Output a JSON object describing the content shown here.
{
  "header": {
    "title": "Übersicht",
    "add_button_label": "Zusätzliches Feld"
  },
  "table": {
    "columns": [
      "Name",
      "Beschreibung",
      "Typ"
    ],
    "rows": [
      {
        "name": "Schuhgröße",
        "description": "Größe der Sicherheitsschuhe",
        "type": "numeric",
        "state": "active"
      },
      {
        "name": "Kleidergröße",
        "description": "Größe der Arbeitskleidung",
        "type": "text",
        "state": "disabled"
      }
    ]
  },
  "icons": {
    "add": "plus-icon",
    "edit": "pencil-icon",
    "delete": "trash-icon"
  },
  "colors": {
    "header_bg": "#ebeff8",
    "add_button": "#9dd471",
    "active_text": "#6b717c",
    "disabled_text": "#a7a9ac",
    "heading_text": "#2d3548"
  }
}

★ ★ ★ ★ ★ ★ ★

### REQUEST
Copy the entries above exactly, leaving none out.

### RESULT
Output a JSON object describing the content shown here.
{
  "header": {
    "title": "Übersicht",
    "add_button_label": "Zusätzliches Feld"
  },
  "table": {
    "columns": [
      "Name",
      "Beschreibung",
      "Typ"
    ],
    "rows": [
      {
        "name": "Schuhgröße",
        "description": "Größe der Sicherheitsschuhe",
        "type": "numeric",
        "state": "active"
      },
      {
        "name": "Kleidergröße",
        "description": "Größe der Arbeitskleidung",
        "type": "text",
        "state": "disabled"
      }
    ]
  },
  "icons": {
    "add": "plus-icon",
    "edit": "pencil-icon",
    "delete": "trash-icon"
  },
  "colors": {
    "header_bg": "#ebeff8",
    "add_button": "#9dd471",
    "active_text": "#6b717c",
    "disabled_text": "#a7a9ac",
    "heading_text": "#2d3548"
  }
}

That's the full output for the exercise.